-- Begin Data rows --

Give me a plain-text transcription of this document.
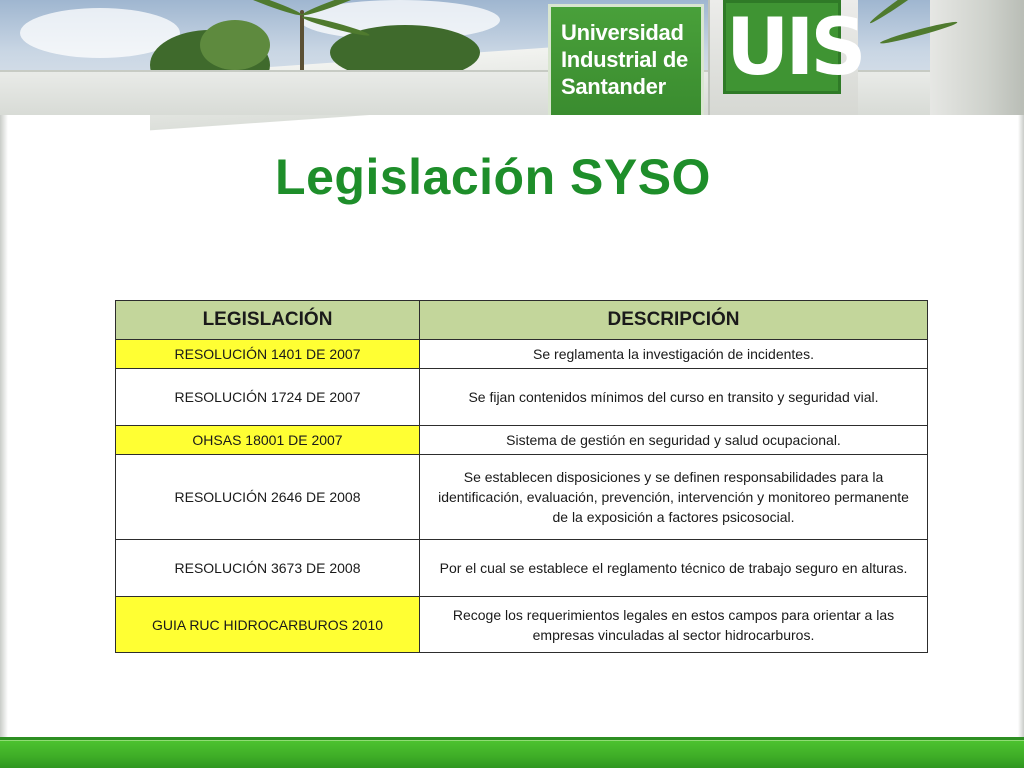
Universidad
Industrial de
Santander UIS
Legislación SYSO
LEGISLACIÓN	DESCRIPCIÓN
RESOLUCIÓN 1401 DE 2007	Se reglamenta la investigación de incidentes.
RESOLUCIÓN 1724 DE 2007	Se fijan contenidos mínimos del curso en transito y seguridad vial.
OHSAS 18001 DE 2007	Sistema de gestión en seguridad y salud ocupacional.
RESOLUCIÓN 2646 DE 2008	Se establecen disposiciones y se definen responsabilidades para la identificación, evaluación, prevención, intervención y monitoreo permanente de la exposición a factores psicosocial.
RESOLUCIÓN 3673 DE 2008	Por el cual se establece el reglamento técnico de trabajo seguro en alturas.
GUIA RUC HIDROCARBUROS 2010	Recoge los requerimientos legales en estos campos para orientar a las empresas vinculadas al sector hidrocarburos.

-- End Data rows --

## What needs to be done
Search the records above for the string "RESOLUCIÓN". Copy every line that contains it.

## Written response
RESOLUCIÓN 1401 DE 2007	Se reglamenta la investigación de incidentes.
RESOLUCIÓN 1724 DE 2007	Se fijan contenidos mínimos del curso en transito y seguridad vial.
RESOLUCIÓN 2646 DE 2008	Se establecen disposiciones y se definen responsabilidades para la identificación, evaluación, prevención, intervención y monitoreo permanente de la exposición a factores psicosocial.
RESOLUCIÓN 3673 DE 2008	Por el cual se establece el reglamento técnico de trabajo seguro en alturas.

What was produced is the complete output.